### OBJECTIVE
List every line below containing "icon".

* Begin SOURCE MATERIAL *

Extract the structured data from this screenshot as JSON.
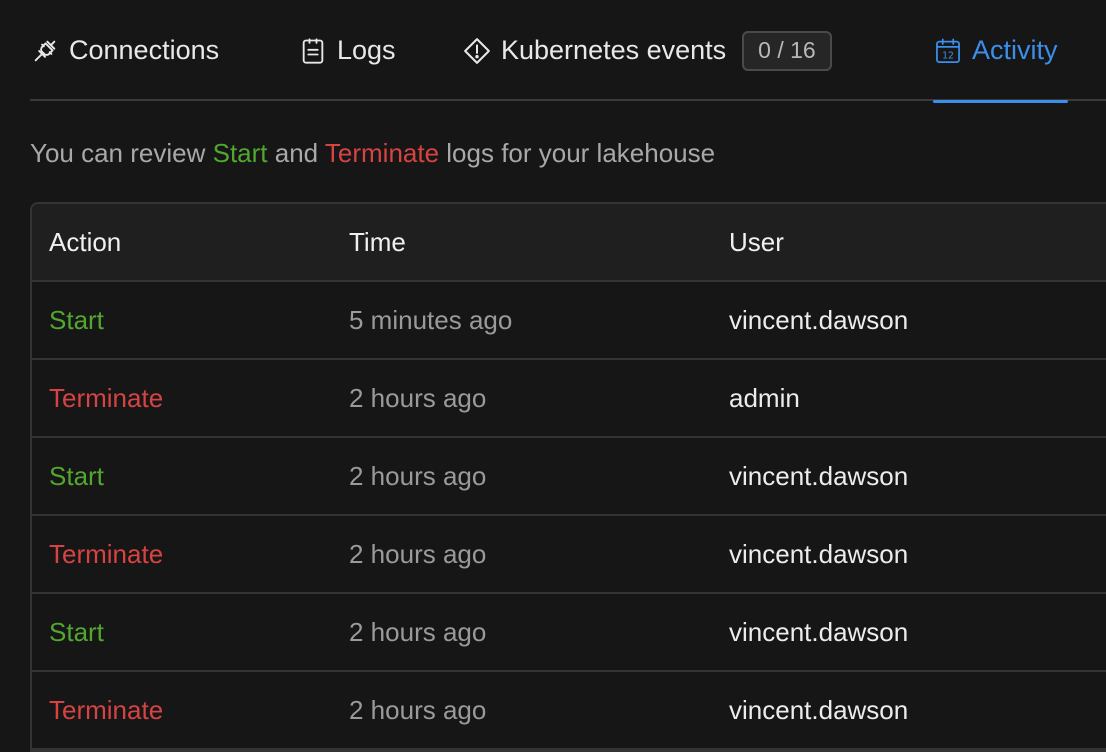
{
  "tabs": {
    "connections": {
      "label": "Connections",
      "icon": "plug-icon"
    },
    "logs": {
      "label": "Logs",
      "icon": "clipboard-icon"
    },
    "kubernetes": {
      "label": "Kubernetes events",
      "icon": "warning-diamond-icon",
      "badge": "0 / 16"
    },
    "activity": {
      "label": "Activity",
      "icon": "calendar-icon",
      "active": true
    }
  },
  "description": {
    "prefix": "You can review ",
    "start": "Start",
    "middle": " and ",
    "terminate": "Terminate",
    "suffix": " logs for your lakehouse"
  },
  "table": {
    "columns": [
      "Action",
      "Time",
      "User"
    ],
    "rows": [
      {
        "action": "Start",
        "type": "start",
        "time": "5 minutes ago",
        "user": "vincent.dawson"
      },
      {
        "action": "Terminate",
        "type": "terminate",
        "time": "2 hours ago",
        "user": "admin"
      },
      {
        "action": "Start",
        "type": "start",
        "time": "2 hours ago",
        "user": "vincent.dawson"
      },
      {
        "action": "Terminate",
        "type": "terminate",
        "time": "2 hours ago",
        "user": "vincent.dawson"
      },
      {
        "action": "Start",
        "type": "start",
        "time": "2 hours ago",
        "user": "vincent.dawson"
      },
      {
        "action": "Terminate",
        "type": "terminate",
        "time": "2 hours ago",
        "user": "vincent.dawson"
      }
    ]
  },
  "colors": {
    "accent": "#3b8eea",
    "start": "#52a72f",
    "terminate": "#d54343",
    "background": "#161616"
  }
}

* End SOURCE MATERIAL *

### RESPONSE TO THE EXERCISE
      "icon": "plug-icon"
      "icon": "clipboard-icon"
      "icon": "warning-diamond-icon",
      "icon": "calendar-icon",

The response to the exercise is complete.